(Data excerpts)
◇ ◇ ◇ ◇ ◇ ◇ ◇

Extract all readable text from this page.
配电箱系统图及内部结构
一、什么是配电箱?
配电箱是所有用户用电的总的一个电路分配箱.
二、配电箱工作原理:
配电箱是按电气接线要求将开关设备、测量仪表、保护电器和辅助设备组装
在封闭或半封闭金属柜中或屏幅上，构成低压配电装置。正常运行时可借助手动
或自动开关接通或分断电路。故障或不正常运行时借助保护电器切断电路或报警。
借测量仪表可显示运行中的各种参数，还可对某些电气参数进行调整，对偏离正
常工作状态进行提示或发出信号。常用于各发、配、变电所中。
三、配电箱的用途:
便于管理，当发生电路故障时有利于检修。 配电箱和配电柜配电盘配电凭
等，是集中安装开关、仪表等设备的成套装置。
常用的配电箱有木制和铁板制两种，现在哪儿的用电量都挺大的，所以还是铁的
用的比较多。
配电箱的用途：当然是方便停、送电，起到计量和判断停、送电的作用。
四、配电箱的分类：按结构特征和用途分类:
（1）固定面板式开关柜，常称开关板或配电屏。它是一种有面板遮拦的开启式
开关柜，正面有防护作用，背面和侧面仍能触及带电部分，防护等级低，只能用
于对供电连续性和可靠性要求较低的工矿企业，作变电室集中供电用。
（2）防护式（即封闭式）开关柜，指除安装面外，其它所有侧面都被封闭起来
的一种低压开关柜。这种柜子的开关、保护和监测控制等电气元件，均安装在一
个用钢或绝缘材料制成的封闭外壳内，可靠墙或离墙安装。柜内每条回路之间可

◇ ◇ ◇ ◇ ◇ ◇ ◇

◆ Task to complete
Output each entry precisely as given.

◆ Completed exercise
Extract all readable text from this page.
配电箱系统图及内部结构
一、什么是配电箱?
配电箱是所有用户用电的总的一个电路分配箱.
二、配电箱工作原理:
配电箱是按电气接线要求将开关设备、测量仪表、保护电器和辅助设备组装
在封闭或半封闭金属柜中或屏幅上，构成低压配电装置。正常运行时可借助手动
或自动开关接通或分断电路。故障或不正常运行时借助保护电器切断电路或报警。
借测量仪表可显示运行中的各种参数，还可对某些电气参数进行调整，对偏离正
常工作状态进行提示或发出信号。常用于各发、配、变电所中。
三、配电箱的用途:
便于管理，当发生电路故障时有利于检修。 配电箱和配电柜配电盘配电凭
等，是集中安装开关、仪表等设备的成套装置。
常用的配电箱有木制和铁板制两种，现在哪儿的用电量都挺大的，所以还是铁的
用的比较多。
配电箱的用途：当然是方便停、送电，起到计量和判断停、送电的作用。
四、配电箱的分类：按结构特征和用途分类:
（1）固定面板式开关柜，常称开关板或配电屏。它是一种有面板遮拦的开启式
开关柜，正面有防护作用，背面和侧面仍能触及带电部分，防护等级低，只能用
于对供电连续性和可靠性要求较低的工矿企业，作变电室集中供电用。
（2）防护式（即封闭式）开关柜，指除安装面外，其它所有侧面都被封闭起来
的一种低压开关柜。这种柜子的开关、保护和监测控制等电气元件，均安装在一
个用钢或绝缘材料制成的封闭外壳内，可靠墙或离墙安装。柜内每条回路之间可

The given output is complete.